··· MATERIAL SHOWN ···
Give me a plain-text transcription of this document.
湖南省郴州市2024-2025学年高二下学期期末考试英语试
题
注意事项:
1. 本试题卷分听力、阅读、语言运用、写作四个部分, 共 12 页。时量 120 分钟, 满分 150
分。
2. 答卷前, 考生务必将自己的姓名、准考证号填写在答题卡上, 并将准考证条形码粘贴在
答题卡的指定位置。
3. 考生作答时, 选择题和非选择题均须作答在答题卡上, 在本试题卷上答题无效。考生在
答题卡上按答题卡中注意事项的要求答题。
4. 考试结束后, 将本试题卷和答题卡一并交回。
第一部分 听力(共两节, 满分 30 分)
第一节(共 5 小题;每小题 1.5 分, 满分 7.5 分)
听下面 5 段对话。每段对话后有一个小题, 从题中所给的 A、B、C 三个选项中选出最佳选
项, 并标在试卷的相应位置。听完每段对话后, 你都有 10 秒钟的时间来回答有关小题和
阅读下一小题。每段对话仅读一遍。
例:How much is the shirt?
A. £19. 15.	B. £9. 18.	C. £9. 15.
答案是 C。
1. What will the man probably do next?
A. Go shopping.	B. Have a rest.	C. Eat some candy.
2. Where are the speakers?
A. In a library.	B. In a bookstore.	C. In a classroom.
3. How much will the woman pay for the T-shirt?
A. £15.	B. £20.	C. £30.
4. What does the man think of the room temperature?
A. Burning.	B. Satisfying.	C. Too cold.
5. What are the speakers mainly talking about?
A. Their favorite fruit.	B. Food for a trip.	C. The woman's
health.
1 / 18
···
▶ **YOUR OBJECTIVE**
Pick out every line of the listing containing the word "woman", and show those lines.

▶ **OUTPUT OF THE TASK**
3. How much will the woman pay for the T-shirt?
A. Their favorite fruit.	B. Food for a trip.	C. The woman's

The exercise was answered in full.